**WRITTEN REQUEST:** Drop all images and give the records again exactly.

**Extracted records:**
******

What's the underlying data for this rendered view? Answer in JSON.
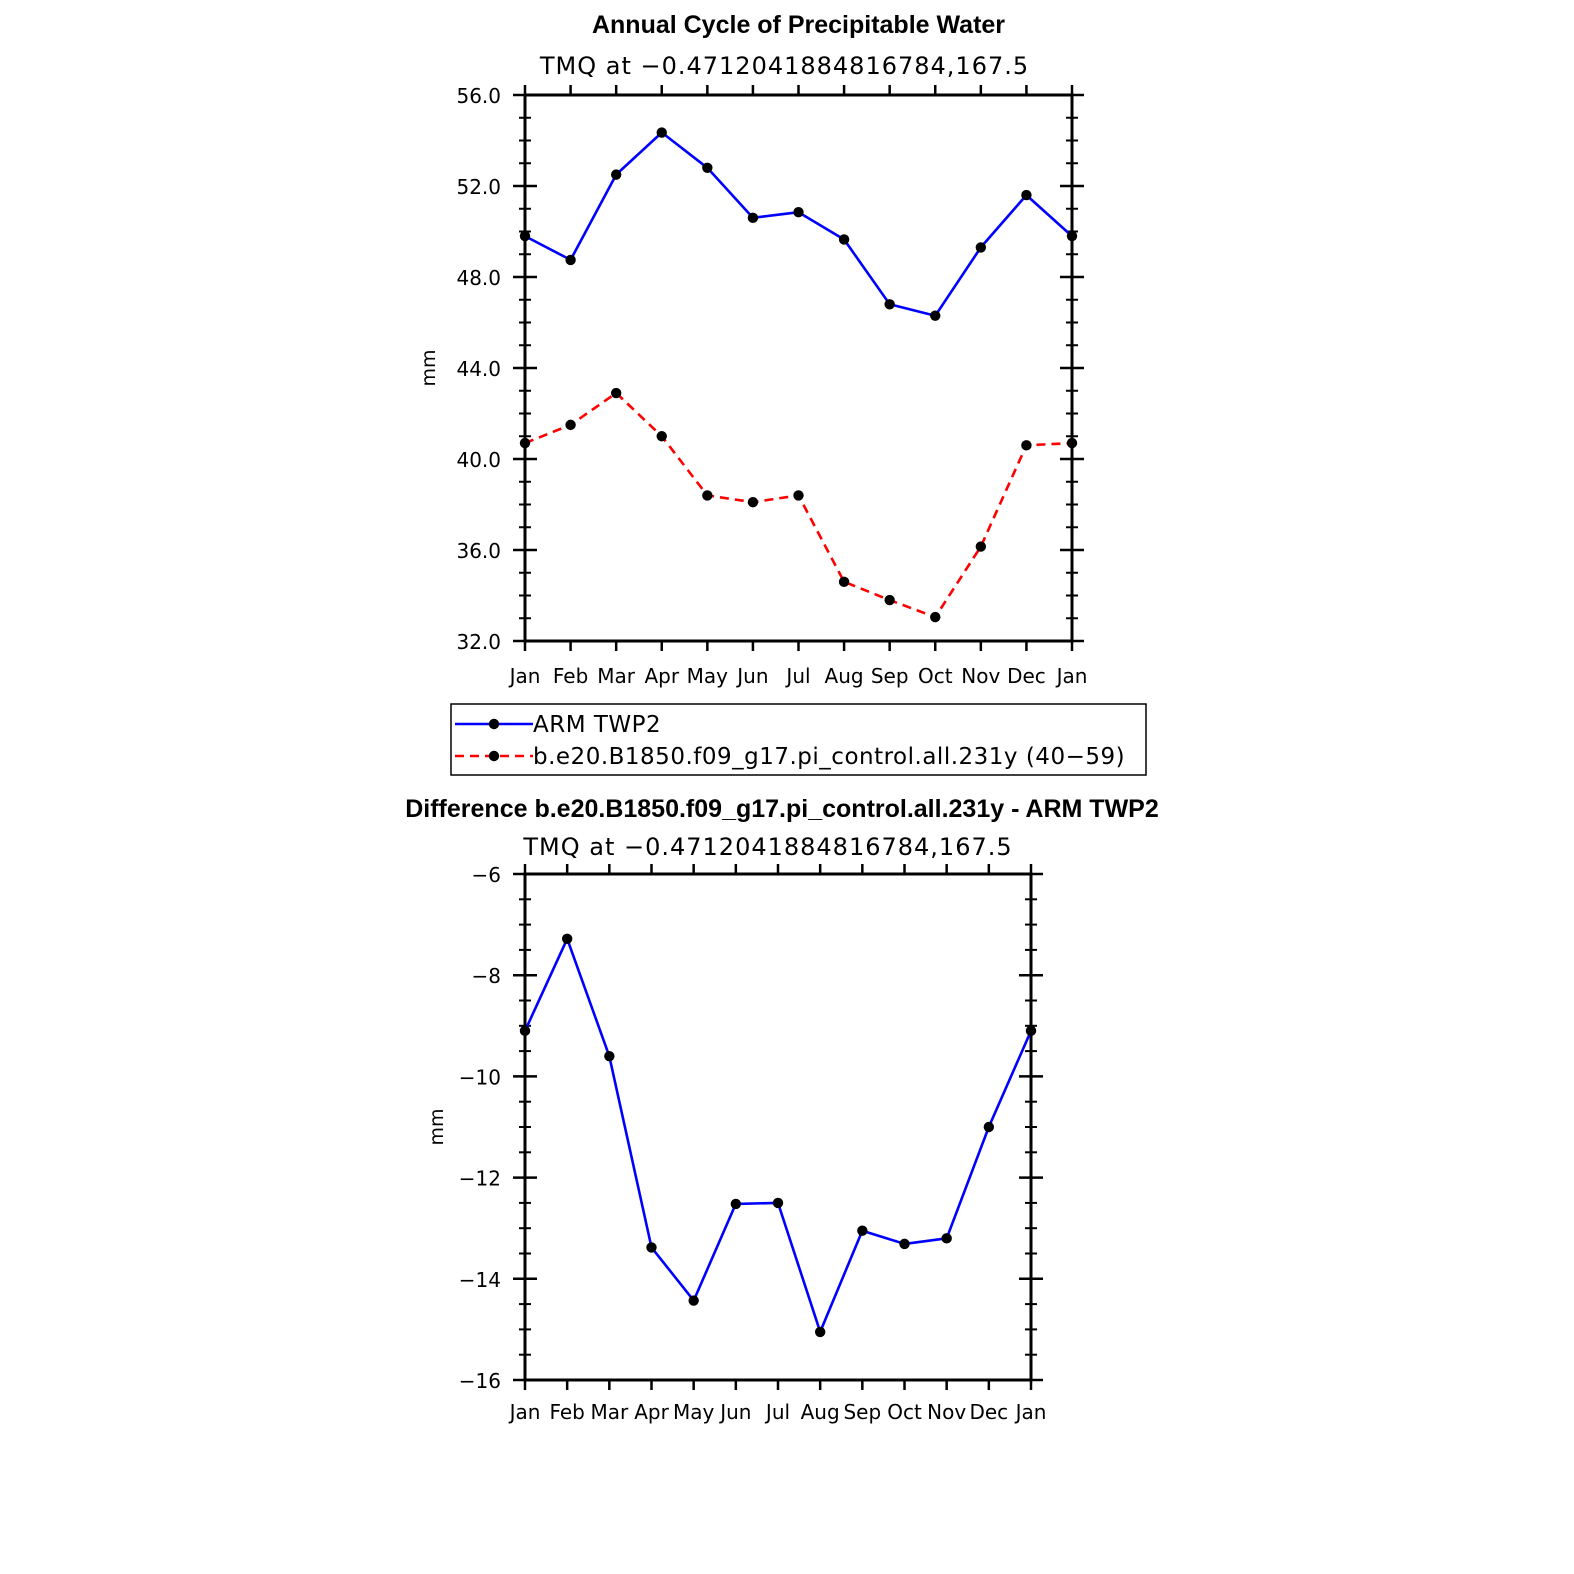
{
  "chart_data": [
    {
      "type": "line",
      "title": "Annual Cycle of Precipitable Water",
      "subtitle": "TMQ at −0.4712041884816784,167.5",
      "xlabel": "",
      "ylabel": "mm",
      "categories": [
        "Jan",
        "Feb",
        "Mar",
        "Apr",
        "May",
        "Jun",
        "Jul",
        "Aug",
        "Sep",
        "Oct",
        "Nov",
        "Dec",
        "Jan"
      ],
      "yticks": [
        "56.0",
        "52.0",
        "48.0",
        "44.0",
        "40.0",
        "36.0",
        "32.0"
      ],
      "ylim": [
        32,
        56
      ],
      "grid": false,
      "legend_position": "bottom",
      "series": [
        {
          "name": "ARM TWP2",
          "color": "#0000ff",
          "style": "solid",
          "values": [
            49.8,
            48.75,
            52.5,
            54.35,
            52.8,
            50.6,
            50.85,
            49.65,
            46.8,
            46.3,
            49.3,
            51.6,
            49.8
          ]
        },
        {
          "name": "b.e20.B1850.f09_g17.pi_control.all.231y (40−59)",
          "color": "#ff0000",
          "style": "dashed",
          "values": [
            40.7,
            41.5,
            42.9,
            41.0,
            38.4,
            38.1,
            38.4,
            34.6,
            33.8,
            33.05,
            36.15,
            40.6,
            40.7
          ]
        }
      ]
    },
    {
      "type": "line",
      "title": "Difference b.e20.B1850.f09_g17.pi_control.all.231y - ARM TWP2",
      "subtitle": "TMQ at −0.4712041884816784,167.5",
      "xlabel": "",
      "ylabel": "mm",
      "categories": [
        "Jan",
        "Feb",
        "Mar",
        "Apr",
        "May",
        "Jun",
        "Jul",
        "Aug",
        "Sep",
        "Oct",
        "Nov",
        "Dec",
        "Jan"
      ],
      "yticks": [
        "−6",
        "−8",
        "−10",
        "−12",
        "−14",
        "−16"
      ],
      "ylim": [
        -16,
        -6
      ],
      "grid": false,
      "series": [
        {
          "name": "Difference",
          "color": "#0000ff",
          "style": "solid",
          "values": [
            -9.1,
            -7.28,
            -9.6,
            -13.38,
            -14.43,
            -12.52,
            -12.5,
            -15.05,
            -13.05,
            -13.31,
            -13.2,
            -11.0,
            -9.1
          ]
        }
      ]
    }
  ]
}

******

**EXERCISE RESPONSE:**
What's the underlying data for this rendered view? Answer in JSON.
{
  "chart_data": [
    {
      "type": "line",
      "title": "Annual Cycle of Precipitable Water",
      "subtitle": "TMQ at −0.4712041884816784,167.5",
      "xlabel": "",
      "ylabel": "mm",
      "categories": [
        "Jan",
        "Feb",
        "Mar",
        "Apr",
        "May",
        "Jun",
        "Jul",
        "Aug",
        "Sep",
        "Oct",
        "Nov",
        "Dec",
        "Jan"
      ],
      "yticks": [
        "56.0",
        "52.0",
        "48.0",
        "44.0",
        "40.0",
        "36.0",
        "32.0"
      ],
      "ylim": [
        32,
        56
      ],
      "grid": false,
      "legend_position": "bottom",
      "series": [
        {
          "name": "ARM TWP2",
          "color": "#0000ff",
          "style": "solid",
          "values": [
            49.8,
            48.75,
            52.5,
            54.35,
            52.8,
            50.6,
            50.85,
            49.65,
            46.8,
            46.3,
            49.3,
            51.6,
            49.8
          ]
        },
        {
          "name": "b.e20.B1850.f09_g17.pi_control.all.231y (40−59)",
          "color": "#ff0000",
          "style": "dashed",
          "values": [
            40.7,
            41.5,
            42.9,
            41.0,
            38.4,
            38.1,
            38.4,
            34.6,
            33.8,
            33.05,
            36.15,
            40.6,
            40.7
          ]
        }
      ]
    },
    {
      "type": "line",
      "title": "Difference b.e20.B1850.f09_g17.pi_control.all.231y - ARM TWP2",
      "subtitle": "TMQ at −0.4712041884816784,167.5",
      "xlabel": "",
      "ylabel": "mm",
      "categories": [
        "Jan",
        "Feb",
        "Mar",
        "Apr",
        "May",
        "Jun",
        "Jul",
        "Aug",
        "Sep",
        "Oct",
        "Nov",
        "Dec",
        "Jan"
      ],
      "yticks": [
        "−6",
        "−8",
        "−10",
        "−12",
        "−14",
        "−16"
      ],
      "ylim": [
        -16,
        -6
      ],
      "grid": false,
      "series": [
        {
          "name": "Difference",
          "color": "#0000ff",
          "style": "solid",
          "values": [
            -9.1,
            -7.28,
            -9.6,
            -13.38,
            -14.43,
            -12.52,
            -12.5,
            -15.05,
            -13.05,
            -13.31,
            -13.2,
            -11.0,
            -9.1
          ]
        }
      ]
    }
  ]
}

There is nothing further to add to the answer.